◆ Passage to read:
Was President Richard M. Nixon Overthrown Partially By A Military Plot---And Did He Attempt To Stage A Countercoup?
In the spring of 1974—at the height of the Watergate crisis in Washington, DC---Joseph Laitin, a public affairs spokesman of the Office of management and Budget whose workplace was in the Eisenhower Executive Office Building (EEOB), next door to the White House---was on his way over to the West Wing of the Mansion to see the Secretary of the Treasury, George Schultz.
“I’d reached the basement, near the Situation Room,” he later recalled in an interview, “and just as I was about to ascend the stairway, a guy came running down the stairs two steps at a time. He had a frantic look on his face, wild eyed, like a madman. And he bowled me over, so I kind of lost my balance, and before I could pick myself up, six athletic looking young men leapt over me, pursuing him. I suddenly realized that they were secret Service agents, that I’d been knocked over by the President of the United States.”
This account appeared in the book by British investigative author The Arrogance of Power: The Secret World of Richard Nixon. Returning to his office and canceling his meeting with Sec. Schultz, Laitin recalled, “I sat there stunned, and I thought, you know, ‘That madman I have just seen has his finger on the red button.’ I had a number for Defense Secretary James) Schlesinger, a phone that only he could answer. I called him, and I asked if the President could order the use of atomic weapons without going through the Secretary of Defense.

Source data
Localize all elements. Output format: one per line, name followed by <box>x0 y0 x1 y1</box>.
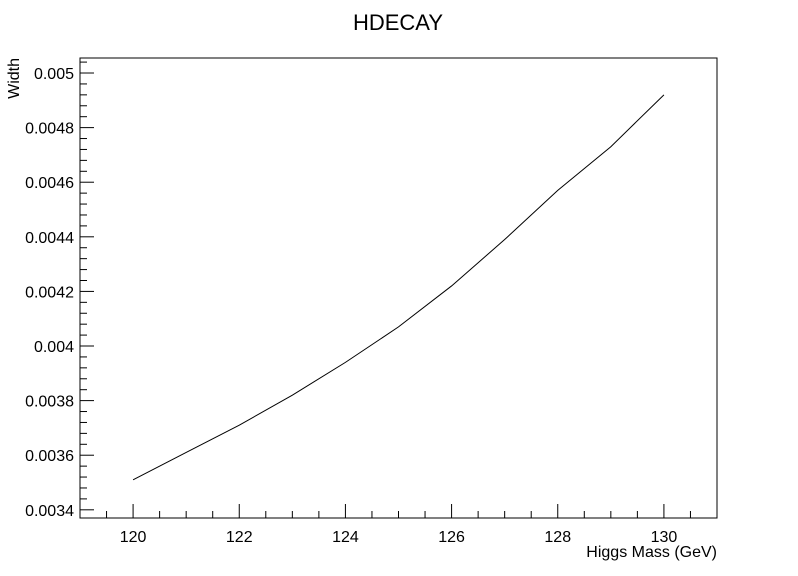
x-tick-label: 124 <box>332 529 359 546</box>
x-tick-label: 128 <box>544 529 571 546</box>
y-tick-label: 0.0044 <box>25 230 74 247</box>
y-tick-label: 0.0036 <box>25 448 74 465</box>
x-tick-label: 122 <box>226 529 253 546</box>
x-axis-label: Higgs Mass (GeV) <box>586 544 717 561</box>
y-tick-label: 0.0042 <box>25 284 74 301</box>
y-axis-label: Width <box>6 58 23 99</box>
y-tick-label: 0.004 <box>34 339 74 356</box>
series-line <box>132 94 665 481</box>
y-tick-label: 0.005 <box>34 66 74 83</box>
chart-title: HDECAY <box>353 10 443 35</box>
axis-ticks <box>79 61 718 518</box>
y-tick-label: 0.0034 <box>25 503 74 520</box>
y-tick-label: 0.0046 <box>25 175 74 192</box>
x-tick-label: 120 <box>120 529 147 546</box>
x-tick-label: 126 <box>438 529 465 546</box>
y-tick-label: 0.0048 <box>25 121 74 138</box>
axis-tick-labels: 120 122 124 126 128 130 0.0034 0.0036 0.0038 0.00… <box>25 66 677 546</box>
plot-frame <box>79 57 718 519</box>
y-tick-label: 0.0038 <box>25 394 74 411</box>
x-tick-label: 130 <box>651 529 678 546</box>
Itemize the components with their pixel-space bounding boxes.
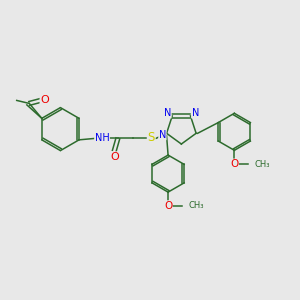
Text: O: O (164, 201, 172, 211)
Text: CH₃: CH₃ (254, 160, 270, 169)
Text: S: S (148, 131, 155, 144)
Text: N: N (159, 130, 166, 140)
Text: O: O (110, 152, 118, 162)
Text: N: N (192, 108, 199, 118)
Text: NH: NH (95, 133, 110, 143)
Text: N: N (164, 108, 171, 118)
Text: CH₃: CH₃ (188, 201, 204, 210)
Text: O: O (230, 159, 238, 169)
Text: O: O (40, 95, 49, 105)
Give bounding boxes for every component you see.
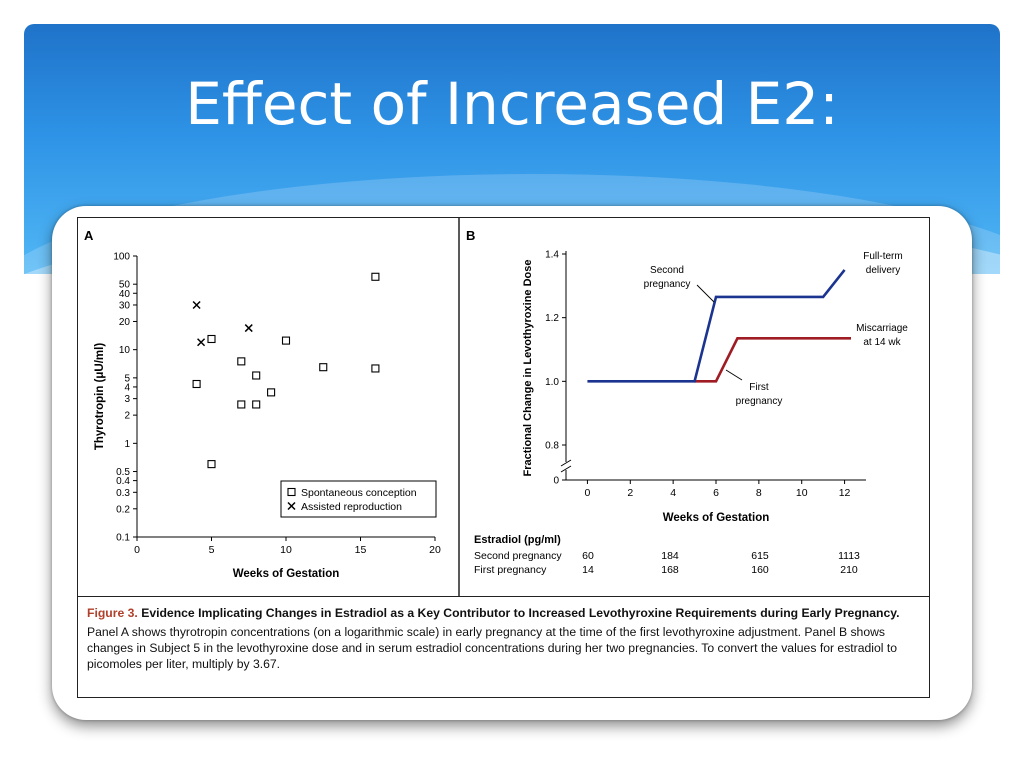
- y-tick-label: 5: [124, 373, 130, 384]
- scatter-point-square: [237, 357, 246, 366]
- y-tick-label: 20: [119, 317, 131, 328]
- second-pregnancy-line: [587, 269, 846, 383]
- scatter-point-square: [192, 379, 201, 389]
- y-tick-label: 2: [124, 411, 130, 422]
- y-tick-label: 0.5: [116, 467, 130, 478]
- estradiol-value: 184: [661, 550, 679, 562]
- first-pregnancy-line: [694, 337, 851, 383]
- x-tick-label: 0: [585, 487, 591, 499]
- y-tick-label: 30: [119, 300, 131, 311]
- scatter-point-square: [207, 334, 216, 344]
- y-tick-label: 0.3: [116, 488, 130, 499]
- estradiol-value: 1113: [838, 550, 860, 562]
- scatter-point-square: [267, 388, 276, 397]
- estradiol-header: Estradiol (pg/ml): [474, 534, 561, 546]
- estradiol-value: 160: [751, 564, 769, 576]
- y-tick-label: 100: [113, 252, 130, 263]
- y-tick-label: 1: [124, 439, 130, 450]
- estradiol-row-label: Second pregnancy: [474, 550, 562, 562]
- estradiol-value: 14: [582, 564, 594, 576]
- x-tick-label: 10: [796, 487, 808, 499]
- y-tick-label: 40: [119, 289, 131, 300]
- estradiol-value: 615: [751, 550, 769, 562]
- estradiol-table: Estradiol (pg/ml) Second pregnancy 60 184 61…: [474, 534, 860, 576]
- scatter-point-square: [252, 371, 261, 380]
- x-tick-label: 0: [134, 544, 140, 556]
- legend-marker-x: [287, 501, 296, 511]
- scatter-point-square: [371, 364, 380, 373]
- caption-label: Figure 3.: [87, 606, 138, 620]
- y-tick-label: 0.4: [116, 476, 130, 487]
- scatter-point-square: [207, 460, 216, 469]
- caption-body: Panel A shows thyrotropin concentrations…: [87, 625, 898, 671]
- annotation-miscarriage-l1: Miscarriage: [856, 323, 908, 334]
- scatter-point-square: [237, 400, 246, 409]
- x-tick-label: 5: [209, 544, 215, 556]
- y-tick-label: 50: [119, 280, 131, 291]
- scatter-point-square: [371, 272, 380, 281]
- panel-b-label: B: [466, 228, 475, 243]
- scatter-point-x: [197, 338, 206, 347]
- estradiol-value: 60: [582, 550, 594, 562]
- x-tick-label: 10: [280, 544, 292, 556]
- slide-title: Effect of Increased E2:: [185, 70, 839, 138]
- estradiol-value: 210: [840, 564, 858, 576]
- y-tick-label: 0: [553, 476, 559, 487]
- annotation-fullterm-l2: delivery: [866, 265, 900, 276]
- annotation-first-l2: pregnancy: [736, 396, 783, 407]
- x-tick-label: 8: [756, 487, 762, 499]
- x-tick-label: 20: [429, 544, 441, 556]
- y-tick-label: 1.4: [545, 250, 559, 261]
- legend-label: Spontaneous conception: [301, 487, 417, 499]
- scatter-point-x: [244, 324, 253, 333]
- legend-box: [280, 480, 437, 518]
- estradiol-value: 168: [661, 564, 679, 576]
- scatter-point-x: [192, 300, 201, 310]
- legend-marker-square: [287, 487, 296, 497]
- annotation-second-l1: Second: [650, 265, 684, 276]
- annotation-second-l2: pregnancy: [644, 279, 691, 290]
- caption-title: Evidence Implicating Changes in Estradio…: [141, 606, 900, 620]
- scatter-point-square: [252, 400, 261, 409]
- x-tick-label: 4: [670, 487, 676, 499]
- x-axis-title: Weeks of Gestation: [663, 512, 770, 524]
- y-tick-label: 4: [124, 382, 130, 393]
- annotation-first-l1: First: [749, 382, 769, 393]
- panel-b: B 1.4 1.2 1.0 0.8 0 0 2 4 6 8 10 12 Weeks of Gestati…: [466, 228, 908, 524]
- x-tick-label: 6: [713, 487, 719, 499]
- estradiol-row-label: First pregnancy: [474, 564, 547, 576]
- panel-a-label: A: [84, 228, 94, 243]
- y-tick-label: 0.1: [116, 533, 130, 544]
- y-axis-title: Thyrotropin (μU/ml): [94, 343, 106, 451]
- scatter-point-square: [319, 363, 328, 372]
- x-axis-title: Weeks of Gestation: [233, 568, 340, 580]
- annotation-second-pointer: [696, 284, 715, 303]
- y-tick-label: 1.2: [545, 313, 559, 324]
- annotation-miscarriage-l2: at 14 wk: [863, 337, 901, 348]
- caption-title-line: Figure 3. Evidence Implicating Changes i…: [87, 605, 920, 621]
- y-tick-label: 10: [119, 345, 131, 356]
- legend-label: Assisted reproduction: [301, 501, 402, 513]
- x-tick-label: 15: [355, 544, 367, 556]
- figure-caption: Figure 3. Evidence Implicating Changes i…: [77, 596, 930, 698]
- y-axis-title: Fractional Change in Levothyroxine Dose: [522, 260, 534, 477]
- annotation-first-pointer: [725, 369, 743, 381]
- y-tick-label: 1.0: [545, 377, 559, 388]
- x-tick-label: 12: [839, 487, 851, 499]
- x-tick-label: 2: [627, 487, 633, 499]
- axis-break-mark: [560, 459, 572, 473]
- annotation-fullterm-l1: Full-term: [863, 251, 902, 262]
- scatter-point-square: [281, 336, 291, 345]
- y-tick-label: 3: [124, 394, 130, 405]
- y-tick-label: 0.2: [116, 504, 130, 515]
- y-tick-label: 0.8: [545, 441, 559, 452]
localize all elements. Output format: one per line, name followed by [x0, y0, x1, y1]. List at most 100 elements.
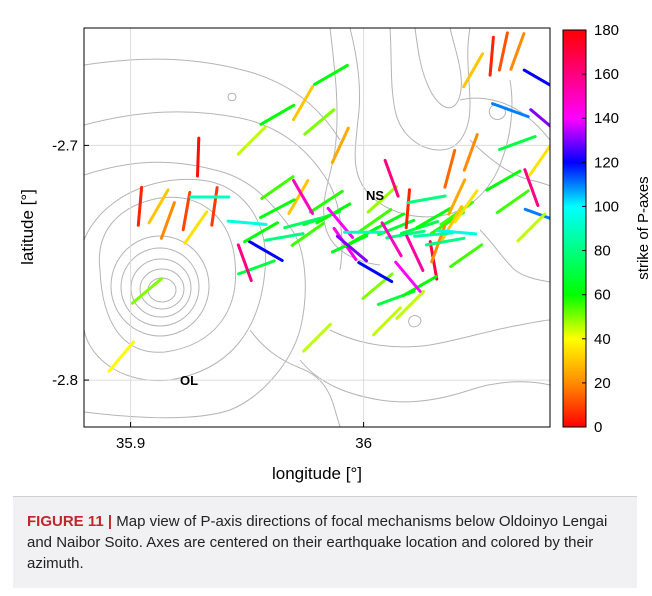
- p-axis-segment-63: [447, 178, 467, 216]
- p-axis-segment-4: [183, 210, 209, 245]
- colorbar-ticks: 0 20 40 60 80 100 120 140 160 180: [582, 22, 619, 436]
- volcano-contour-7: [84, 178, 267, 382]
- volcano-contour-6: [98, 196, 237, 353]
- p-axis-segment-23: [283, 216, 323, 230]
- figure: NS OL 35.9 36 longitude [°] -2.7 -2.8 la…: [18, 22, 652, 483]
- p-axis-segment-81: [528, 143, 550, 177]
- colorbar: 0 20 40 60 80 100 120 140 160 180 strike of P-axe…: [562, 22, 652, 436]
- p-axis-segment-2: [159, 201, 176, 240]
- p-axis-segment-39: [415, 207, 452, 230]
- p-axis-segment-35: [368, 212, 406, 234]
- volcano-contour-5: [110, 235, 210, 337]
- p-axis-segment-17: [226, 219, 268, 226]
- p-axis-segment-43: [383, 158, 400, 198]
- p-axis-segment-21: [243, 221, 279, 244]
- p-axis-segment-58: [413, 231, 454, 238]
- p-axis-segment-61: [406, 194, 447, 205]
- p-axis-segment-42: [366, 185, 398, 214]
- p-axis-segment-13: [236, 243, 253, 283]
- caption-text: Map view of P-axis directions of focal m…: [27, 513, 608, 572]
- p-axis-segment-22: [264, 232, 305, 242]
- knoll-contour-3: [408, 315, 422, 328]
- p-axis-segment-12: [237, 259, 276, 276]
- p-axis-segment-62: [443, 149, 457, 189]
- p-axis-segment-14: [130, 277, 163, 305]
- regional-contour-5: [329, 319, 550, 348]
- colorbar-tick-label-140: 140: [594, 110, 619, 127]
- p-axis-segment-7: [260, 175, 295, 200]
- p-axis-segment-0: [136, 185, 144, 227]
- p-axis-segment-28: [236, 125, 267, 156]
- p-axis-segment-80: [516, 212, 547, 243]
- colorbar-tick-label-20: 20: [594, 375, 611, 392]
- figure-caption: FIGURE 11 | Map view of P-axis direction…: [13, 496, 637, 588]
- p-axis-segment-69: [495, 189, 530, 215]
- colorbar-tick-label-120: 120: [594, 154, 619, 171]
- ridge-contour-2: [389, 28, 471, 151]
- colorbar-tick-label-60: 60: [594, 287, 611, 304]
- p-axis-segment-5: [210, 186, 219, 227]
- y-tick-label--2.7: -2.7: [52, 138, 78, 155]
- colorbar-tick-label-100: 100: [594, 198, 619, 215]
- p-axis-segment-75: [509, 32, 526, 71]
- p-axis-segment-30: [313, 63, 349, 86]
- p-axis-segment-78: [462, 52, 485, 89]
- p-axis-segment-19: [308, 189, 344, 214]
- plot-frame: [83, 27, 551, 428]
- topography-contours: [84, 28, 550, 427]
- p-axis-segment-34: [358, 208, 393, 233]
- regional-contour-4: [299, 359, 550, 403]
- p-axis-segment-54: [401, 275, 438, 298]
- p-axis-segment-44: [404, 188, 411, 230]
- p-axis-segment-57: [357, 261, 394, 284]
- p-axis-segment-67: [485, 169, 522, 192]
- p-axis-segment-8: [287, 179, 310, 215]
- p-axis-segment-70: [523, 168, 540, 207]
- colorbar-tick-label-160: 160: [594, 66, 619, 83]
- p-axis-segment-18: [259, 198, 296, 220]
- regional-contour-3: [84, 58, 341, 141]
- p-axis-segment-53: [372, 306, 402, 337]
- y-tick-label--2.8: -2.8: [52, 372, 78, 389]
- colorbar-tick-label-0: 0: [594, 419, 602, 436]
- ridge-contour-4: [323, 28, 381, 266]
- colorbar-tick-label-80: 80: [594, 243, 611, 260]
- p-axis-segment-65: [302, 322, 332, 353]
- p-axis-segment-3: [181, 190, 192, 232]
- y-axis: -2.7 -2.8 latitude [°]: [18, 138, 89, 389]
- p-axis-segment-77: [497, 31, 509, 72]
- p-axis-segment-73: [522, 68, 550, 87]
- colorbar-tick-label-40: 40: [594, 331, 611, 348]
- p-axis-segment-9: [290, 222, 325, 247]
- p-axis-segment-29: [292, 85, 314, 122]
- p-axis-segments: [107, 31, 550, 373]
- p-axis-segment-6: [196, 136, 201, 178]
- p-axis-segment-83: [335, 234, 368, 263]
- p-axis-segment-60: [436, 229, 478, 236]
- p-axis-segment-59: [424, 236, 466, 247]
- p-axis-segment-68: [498, 135, 537, 151]
- site-label-ns: NS: [366, 188, 384, 203]
- regional-contour-6: [249, 329, 341, 427]
- colorbar-title: strike of P-axes: [635, 176, 652, 279]
- p-axis-segment-45: [380, 221, 403, 258]
- p-axis-segment-82: [303, 108, 336, 136]
- x-axis-title: longitude [°]: [272, 464, 362, 483]
- p-axis-segment-1: [147, 188, 170, 225]
- caption-separator: |: [107, 513, 113, 530]
- knoll-contour-1: [227, 92, 237, 102]
- p-axis-segment-27: [259, 103, 296, 126]
- p-axis-segment-11: [247, 240, 284, 262]
- caption-label: FIGURE 11: [27, 513, 104, 530]
- p-axis-segment-37: [385, 229, 426, 240]
- site-label-ol: OL: [180, 373, 198, 388]
- p-axis-segment-72: [491, 102, 530, 119]
- p-axis-segment-46: [405, 234, 425, 272]
- p-axis-segment-25: [292, 179, 314, 215]
- p-axis-segment-31: [330, 126, 350, 165]
- p-axis-segment-74: [529, 108, 550, 128]
- volcano-contour-4: [120, 247, 200, 327]
- ridge-contour-3: [414, 28, 462, 108]
- volcano-contour-2: [139, 268, 185, 310]
- ridge-contour-6: [479, 229, 550, 283]
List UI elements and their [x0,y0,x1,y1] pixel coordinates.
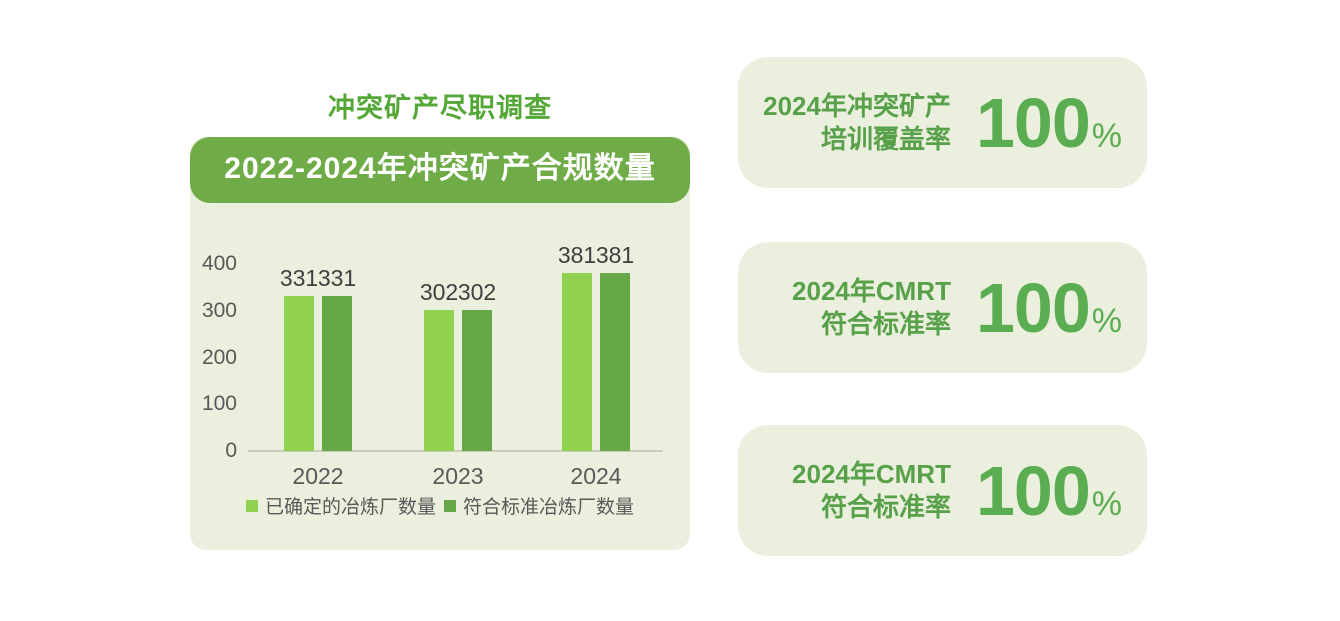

◆ Set of tasks:
(a) Answer these questions from the passage on Nixon and the Watergate crisis:
(i) What position did Joseph Laitin hold?
(ii) Whom was Laitin on his way to see in the West Wing?
(iii) Whom did Laitin call after returning to his office?
(b) Write the next part of the passage on Nixon and the Watergate crisis, picking up after its final sentence.
None of these rows is needed here.

◆ Outputs in order:
(a)
(i) He was a public affairs spokesman of the Office of Management and Budget.
(ii) He was going to see the Secretary of the Treasury, George Schultz.
(iii) He called Defense Secretary James Schlesinger.

(b)
“I said, ‘If I were in your position, I would want to know who the nearest combat ready troops were who would respond to the President’s wishes to surround the White House. I would want to know what the next nearest combat ready division was, which could not only be able to overcome them, but also respond only to the chain of command. That’s what I have to say.’
“Then there was just a click at the other end, as the Secretary of Defense hung up.”
For his part, the secretary recalled what the then Chief of Naval Operations---Adm. Elmo R. Zumwalt---had told him of what Nixon had asked of the Joint Chiefs of Staff the previous Christmas, to determine if, in a crunch,’ “There was (military) support to keep in power,” presumably even after an impeachment by the House of Representatives, and a later trial by the United States Senate to convict him of “high crimes and misdemeanors.”
In July 1974, the Secretary asked for a meeting with the then current Chairman of the Joint Chiefs, US Air Force Gen. George Brown. “I told him,” Schlesinger said to Summers, “that every order that would come from the White House had to come to me directly, immediately upon receipt…The message had to be gotten through that there were not to be any extraordinary measures taken. The message did get through.”
Gen. Brown later confirmed this as well: “Could the President get an order down to the end of the military establishment without our knowing it? The normal process would prevent any such happening because troop orders must go to a high Pentagon command center. I would have it in two minutes, and I’d be in the Secretary’s office in 30 seconds,” he recalled.
In addition, Navy Adm. James Halloway---who
D just succeeded Adm. Zumwalt—also remembered the scene thus: “Brown’s hands were shaking. He told us, ‘I’ve just come from the office of the Secretary of Defense. I made some notes. I want to read them to you.’ What the Secretary wanted was an agreement from the Joint Chiefs, all of them, that nobody would take any action or execute any orders, without all of them agreeing to it.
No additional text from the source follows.